STATED TASK: Locate each line in the material below that contains the string "badge" and copy those lines out.

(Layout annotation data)

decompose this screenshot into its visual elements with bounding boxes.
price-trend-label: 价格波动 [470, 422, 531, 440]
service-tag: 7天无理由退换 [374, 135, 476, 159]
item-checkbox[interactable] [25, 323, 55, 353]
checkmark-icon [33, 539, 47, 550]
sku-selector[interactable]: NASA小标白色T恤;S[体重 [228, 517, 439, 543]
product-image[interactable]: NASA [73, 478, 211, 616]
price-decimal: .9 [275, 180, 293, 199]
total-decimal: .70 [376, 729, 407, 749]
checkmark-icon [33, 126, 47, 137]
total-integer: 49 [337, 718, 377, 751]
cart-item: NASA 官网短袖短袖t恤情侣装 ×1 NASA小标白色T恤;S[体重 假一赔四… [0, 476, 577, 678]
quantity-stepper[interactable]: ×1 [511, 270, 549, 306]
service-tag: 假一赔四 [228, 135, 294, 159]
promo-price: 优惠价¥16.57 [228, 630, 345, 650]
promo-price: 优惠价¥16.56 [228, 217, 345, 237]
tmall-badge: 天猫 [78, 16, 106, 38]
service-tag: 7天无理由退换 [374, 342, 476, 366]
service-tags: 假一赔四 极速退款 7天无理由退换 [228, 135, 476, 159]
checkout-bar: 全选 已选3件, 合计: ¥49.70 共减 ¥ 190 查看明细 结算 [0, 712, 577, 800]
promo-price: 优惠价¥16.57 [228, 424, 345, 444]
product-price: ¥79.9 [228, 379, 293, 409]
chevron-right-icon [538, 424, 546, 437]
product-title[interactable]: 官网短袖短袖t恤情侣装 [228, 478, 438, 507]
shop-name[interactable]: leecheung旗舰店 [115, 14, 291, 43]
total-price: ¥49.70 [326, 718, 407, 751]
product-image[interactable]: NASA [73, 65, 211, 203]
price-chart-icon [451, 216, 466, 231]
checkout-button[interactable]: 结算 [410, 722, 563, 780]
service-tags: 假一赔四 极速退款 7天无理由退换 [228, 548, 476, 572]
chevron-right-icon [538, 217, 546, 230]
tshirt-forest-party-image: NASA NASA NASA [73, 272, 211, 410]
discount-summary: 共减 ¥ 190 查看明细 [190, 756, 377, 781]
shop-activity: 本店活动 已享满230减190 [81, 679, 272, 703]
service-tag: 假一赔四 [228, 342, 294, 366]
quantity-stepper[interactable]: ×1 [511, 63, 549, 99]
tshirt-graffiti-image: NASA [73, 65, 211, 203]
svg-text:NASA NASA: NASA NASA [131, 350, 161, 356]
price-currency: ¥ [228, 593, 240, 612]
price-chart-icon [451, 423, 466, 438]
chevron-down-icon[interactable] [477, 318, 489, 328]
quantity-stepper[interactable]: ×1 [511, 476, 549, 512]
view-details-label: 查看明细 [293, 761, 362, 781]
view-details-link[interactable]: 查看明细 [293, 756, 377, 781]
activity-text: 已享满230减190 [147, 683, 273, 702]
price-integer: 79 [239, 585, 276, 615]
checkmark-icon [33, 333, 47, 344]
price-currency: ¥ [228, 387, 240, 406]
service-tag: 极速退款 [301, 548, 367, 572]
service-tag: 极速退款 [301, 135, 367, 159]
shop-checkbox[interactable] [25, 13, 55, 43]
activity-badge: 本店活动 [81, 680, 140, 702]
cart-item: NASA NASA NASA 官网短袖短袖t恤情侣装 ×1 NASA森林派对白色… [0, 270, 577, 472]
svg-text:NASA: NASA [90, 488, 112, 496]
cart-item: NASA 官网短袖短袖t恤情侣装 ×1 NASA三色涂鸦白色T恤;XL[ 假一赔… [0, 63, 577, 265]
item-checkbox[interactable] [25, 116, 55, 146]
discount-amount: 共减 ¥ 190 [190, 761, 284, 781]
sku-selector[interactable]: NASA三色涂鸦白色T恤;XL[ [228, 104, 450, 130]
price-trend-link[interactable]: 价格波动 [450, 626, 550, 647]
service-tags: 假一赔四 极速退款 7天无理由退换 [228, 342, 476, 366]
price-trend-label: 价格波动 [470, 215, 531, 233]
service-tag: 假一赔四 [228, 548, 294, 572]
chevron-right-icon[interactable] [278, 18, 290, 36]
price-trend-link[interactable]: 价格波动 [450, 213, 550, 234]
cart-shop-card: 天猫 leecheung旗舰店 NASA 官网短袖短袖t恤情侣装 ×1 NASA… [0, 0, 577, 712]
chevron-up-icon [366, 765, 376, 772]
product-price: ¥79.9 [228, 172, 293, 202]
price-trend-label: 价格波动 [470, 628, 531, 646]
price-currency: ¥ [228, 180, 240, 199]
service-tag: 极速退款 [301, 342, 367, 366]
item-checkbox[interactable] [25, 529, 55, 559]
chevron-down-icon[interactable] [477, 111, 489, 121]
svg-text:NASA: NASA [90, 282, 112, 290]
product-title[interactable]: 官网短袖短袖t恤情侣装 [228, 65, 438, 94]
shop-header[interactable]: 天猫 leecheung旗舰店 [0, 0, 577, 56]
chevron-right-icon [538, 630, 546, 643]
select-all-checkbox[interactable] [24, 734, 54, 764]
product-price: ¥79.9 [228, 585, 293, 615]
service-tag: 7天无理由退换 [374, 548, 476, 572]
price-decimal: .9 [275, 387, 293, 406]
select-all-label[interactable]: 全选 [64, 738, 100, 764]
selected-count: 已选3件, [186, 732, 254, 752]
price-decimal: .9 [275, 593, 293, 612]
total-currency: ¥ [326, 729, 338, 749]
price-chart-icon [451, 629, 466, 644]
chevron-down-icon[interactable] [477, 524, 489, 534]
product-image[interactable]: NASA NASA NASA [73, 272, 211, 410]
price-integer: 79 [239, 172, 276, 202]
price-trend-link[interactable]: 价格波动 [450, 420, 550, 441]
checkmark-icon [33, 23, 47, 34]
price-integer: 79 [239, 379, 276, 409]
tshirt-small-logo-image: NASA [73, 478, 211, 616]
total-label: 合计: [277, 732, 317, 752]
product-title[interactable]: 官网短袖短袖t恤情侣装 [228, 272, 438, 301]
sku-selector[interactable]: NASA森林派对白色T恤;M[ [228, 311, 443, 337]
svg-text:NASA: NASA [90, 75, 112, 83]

ANSWER:
tmall-badge: 天猫 [78, 16, 106, 38]
activity-badge: 本店活动 [81, 680, 140, 702]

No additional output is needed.